- _Directions for this task_
Write out the whole listing, matching it exactly.

- _Input records_

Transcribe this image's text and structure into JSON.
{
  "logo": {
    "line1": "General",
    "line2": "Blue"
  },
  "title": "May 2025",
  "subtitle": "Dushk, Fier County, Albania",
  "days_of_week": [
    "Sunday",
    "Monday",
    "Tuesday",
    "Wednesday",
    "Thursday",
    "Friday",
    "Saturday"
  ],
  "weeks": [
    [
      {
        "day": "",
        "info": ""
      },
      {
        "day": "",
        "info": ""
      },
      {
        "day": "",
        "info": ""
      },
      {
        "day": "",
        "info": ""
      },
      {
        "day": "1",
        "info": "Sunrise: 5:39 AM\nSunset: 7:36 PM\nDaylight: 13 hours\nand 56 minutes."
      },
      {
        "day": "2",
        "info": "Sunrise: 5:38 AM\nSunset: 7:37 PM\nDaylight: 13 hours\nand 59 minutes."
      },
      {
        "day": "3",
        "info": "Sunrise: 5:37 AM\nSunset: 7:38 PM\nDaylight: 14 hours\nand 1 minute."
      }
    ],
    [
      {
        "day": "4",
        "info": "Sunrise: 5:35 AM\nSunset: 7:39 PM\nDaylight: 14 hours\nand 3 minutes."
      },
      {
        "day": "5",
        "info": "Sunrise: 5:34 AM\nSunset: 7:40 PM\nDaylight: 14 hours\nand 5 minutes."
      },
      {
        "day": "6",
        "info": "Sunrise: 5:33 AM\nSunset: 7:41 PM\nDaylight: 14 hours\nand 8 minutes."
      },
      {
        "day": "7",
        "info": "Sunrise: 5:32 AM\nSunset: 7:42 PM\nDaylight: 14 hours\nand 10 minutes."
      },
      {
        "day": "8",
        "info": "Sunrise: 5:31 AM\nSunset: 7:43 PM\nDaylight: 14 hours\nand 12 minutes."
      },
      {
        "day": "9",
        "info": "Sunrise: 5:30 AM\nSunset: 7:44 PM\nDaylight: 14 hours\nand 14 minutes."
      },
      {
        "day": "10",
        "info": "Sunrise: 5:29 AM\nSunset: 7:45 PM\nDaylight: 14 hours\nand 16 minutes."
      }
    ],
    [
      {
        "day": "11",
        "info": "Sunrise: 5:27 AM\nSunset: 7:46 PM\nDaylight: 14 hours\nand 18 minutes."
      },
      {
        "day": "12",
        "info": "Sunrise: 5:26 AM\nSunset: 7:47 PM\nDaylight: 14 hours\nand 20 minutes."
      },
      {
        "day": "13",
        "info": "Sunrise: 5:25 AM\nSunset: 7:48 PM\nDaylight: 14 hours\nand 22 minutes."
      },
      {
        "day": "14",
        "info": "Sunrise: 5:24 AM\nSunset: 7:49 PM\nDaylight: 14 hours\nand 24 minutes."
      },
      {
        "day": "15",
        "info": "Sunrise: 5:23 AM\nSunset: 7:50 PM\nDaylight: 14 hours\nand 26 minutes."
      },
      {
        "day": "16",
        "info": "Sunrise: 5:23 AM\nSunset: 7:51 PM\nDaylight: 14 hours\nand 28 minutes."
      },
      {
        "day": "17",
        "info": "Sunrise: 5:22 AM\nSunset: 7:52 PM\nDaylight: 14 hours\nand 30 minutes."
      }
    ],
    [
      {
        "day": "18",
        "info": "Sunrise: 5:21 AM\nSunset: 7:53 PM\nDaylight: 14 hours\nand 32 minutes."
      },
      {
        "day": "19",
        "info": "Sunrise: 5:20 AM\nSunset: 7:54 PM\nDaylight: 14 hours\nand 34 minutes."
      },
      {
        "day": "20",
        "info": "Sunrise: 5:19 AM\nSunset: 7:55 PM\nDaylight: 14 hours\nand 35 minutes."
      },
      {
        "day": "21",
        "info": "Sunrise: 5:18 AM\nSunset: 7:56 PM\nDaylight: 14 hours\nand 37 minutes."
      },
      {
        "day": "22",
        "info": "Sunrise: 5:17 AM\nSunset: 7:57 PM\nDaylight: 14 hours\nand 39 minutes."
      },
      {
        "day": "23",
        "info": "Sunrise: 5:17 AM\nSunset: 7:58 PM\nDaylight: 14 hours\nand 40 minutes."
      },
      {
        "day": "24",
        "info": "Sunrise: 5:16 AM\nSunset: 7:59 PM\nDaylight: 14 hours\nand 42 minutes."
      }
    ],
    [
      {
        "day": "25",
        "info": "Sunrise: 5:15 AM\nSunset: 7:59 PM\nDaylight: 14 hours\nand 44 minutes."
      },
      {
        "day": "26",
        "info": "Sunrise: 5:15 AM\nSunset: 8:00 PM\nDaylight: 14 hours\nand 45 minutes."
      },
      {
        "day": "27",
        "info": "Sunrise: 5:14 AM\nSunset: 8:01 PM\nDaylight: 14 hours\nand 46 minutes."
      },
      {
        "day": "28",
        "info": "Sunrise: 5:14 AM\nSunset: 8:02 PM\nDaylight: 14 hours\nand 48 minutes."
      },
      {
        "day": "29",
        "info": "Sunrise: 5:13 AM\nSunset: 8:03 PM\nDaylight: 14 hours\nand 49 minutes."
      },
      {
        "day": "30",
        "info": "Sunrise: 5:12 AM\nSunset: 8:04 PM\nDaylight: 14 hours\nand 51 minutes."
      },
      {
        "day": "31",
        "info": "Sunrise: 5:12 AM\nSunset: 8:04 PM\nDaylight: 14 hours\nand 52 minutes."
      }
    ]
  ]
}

- _Solution to this exercise_
Transcribe this image's text and structure into JSON.
{
  "logo": {
    "line1": "General",
    "line2": "Blue"
  },
  "title": "May 2025",
  "subtitle": "Dushk, Fier County, Albania",
  "days_of_week": [
    "Sunday",
    "Monday",
    "Tuesday",
    "Wednesday",
    "Thursday",
    "Friday",
    "Saturday"
  ],
  "weeks": [
    [
      {
        "day": "",
        "info": ""
      },
      {
        "day": "",
        "info": ""
      },
      {
        "day": "",
        "info": ""
      },
      {
        "day": "",
        "info": ""
      },
      {
        "day": "1",
        "info": "Sunrise: 5:39 AM\nSunset: 7:36 PM\nDaylight: 13 hours\nand 56 minutes."
      },
      {
        "day": "2",
        "info": "Sunrise: 5:38 AM\nSunset: 7:37 PM\nDaylight: 13 hours\nand 59 minutes."
      },
      {
        "day": "3",
        "info": "Sunrise: 5:37 AM\nSunset: 7:38 PM\nDaylight: 14 hours\nand 1 minute."
      }
    ],
    [
      {
        "day": "4",
        "info": "Sunrise: 5:35 AM\nSunset: 7:39 PM\nDaylight: 14 hours\nand 3 minutes."
      },
      {
        "day": "5",
        "info": "Sunrise: 5:34 AM\nSunset: 7:40 PM\nDaylight: 14 hours\nand 5 minutes."
      },
      {
        "day": "6",
        "info": "Sunrise: 5:33 AM\nSunset: 7:41 PM\nDaylight: 14 hours\nand 8 minutes."
      },
      {
        "day": "7",
        "info": "Sunrise: 5:32 AM\nSunset: 7:42 PM\nDaylight: 14 hours\nand 10 minutes."
      },
      {
        "day": "8",
        "info": "Sunrise: 5:31 AM\nSunset: 7:43 PM\nDaylight: 14 hours\nand 12 minutes."
      },
      {
        "day": "9",
        "info": "Sunrise: 5:30 AM\nSunset: 7:44 PM\nDaylight: 14 hours\nand 14 minutes."
      },
      {
        "day": "10",
        "info": "Sunrise: 5:29 AM\nSunset: 7:45 PM\nDaylight: 14 hours\nand 16 minutes."
      }
    ],
    [
      {
        "day": "11",
        "info": "Sunrise: 5:27 AM\nSunset: 7:46 PM\nDaylight: 14 hours\nand 18 minutes."
      },
      {
        "day": "12",
        "info": "Sunrise: 5:26 AM\nSunset: 7:47 PM\nDaylight: 14 hours\nand 20 minutes."
      },
      {
        "day": "13",
        "info": "Sunrise: 5:25 AM\nSunset: 7:48 PM\nDaylight: 14 hours\nand 22 minutes."
      },
      {
        "day": "14",
        "info": "Sunrise: 5:24 AM\nSunset: 7:49 PM\nDaylight: 14 hours\nand 24 minutes."
      },
      {
        "day": "15",
        "info": "Sunrise: 5:23 AM\nSunset: 7:50 PM\nDaylight: 14 hours\nand 26 minutes."
      },
      {
        "day": "16",
        "info": "Sunrise: 5:23 AM\nSunset: 7:51 PM\nDaylight: 14 hours\nand 28 minutes."
      },
      {
        "day": "17",
        "info": "Sunrise: 5:22 AM\nSunset: 7:52 PM\nDaylight: 14 hours\nand 30 minutes."
      }
    ],
    [
      {
        "day": "18",
        "info": "Sunrise: 5:21 AM\nSunset: 7:53 PM\nDaylight: 14 hours\nand 32 minutes."
      },
      {
        "day": "19",
        "info": "Sunrise: 5:20 AM\nSunset: 7:54 PM\nDaylight: 14 hours\nand 34 minutes."
      },
      {
        "day": "20",
        "info": "Sunrise: 5:19 AM\nSunset: 7:55 PM\nDaylight: 14 hours\nand 35 minutes."
      },
      {
        "day": "21",
        "info": "Sunrise: 5:18 AM\nSunset: 7:56 PM\nDaylight: 14 hours\nand 37 minutes."
      },
      {
        "day": "22",
        "info": "Sunrise: 5:17 AM\nSunset: 7:57 PM\nDaylight: 14 hours\nand 39 minutes."
      },
      {
        "day": "23",
        "info": "Sunrise: 5:17 AM\nSunset: 7:58 PM\nDaylight: 14 hours\nand 40 minutes."
      },
      {
        "day": "24",
        "info": "Sunrise: 5:16 AM\nSunset: 7:59 PM\nDaylight: 14 hours\nand 42 minutes."
      }
    ],
    [
      {
        "day": "25",
        "info": "Sunrise: 5:15 AM\nSunset: 7:59 PM\nDaylight: 14 hours\nand 44 minutes."
      },
      {
        "day": "26",
        "info": "Sunrise: 5:15 AM\nSunset: 8:00 PM\nDaylight: 14 hours\nand 45 minutes."
      },
      {
        "day": "27",
        "info": "Sunrise: 5:14 AM\nSunset: 8:01 PM\nDaylight: 14 hours\nand 46 minutes."
      },
      {
        "day": "28",
        "info": "Sunrise: 5:14 AM\nSunset: 8:02 PM\nDaylight: 14 hours\nand 48 minutes."
      },
      {
        "day": "29",
        "info": "Sunrise: 5:13 AM\nSunset: 8:03 PM\nDaylight: 14 hours\nand 49 minutes."
      },
      {
        "day": "30",
        "info": "Sunrise: 5:12 AM\nSunset: 8:04 PM\nDaylight: 14 hours\nand 51 minutes."
      },
      {
        "day": "31",
        "info": "Sunrise: 5:12 AM\nSunset: 8:04 PM\nDaylight: 14 hours\nand 52 minutes."
      }
    ]
  ]
}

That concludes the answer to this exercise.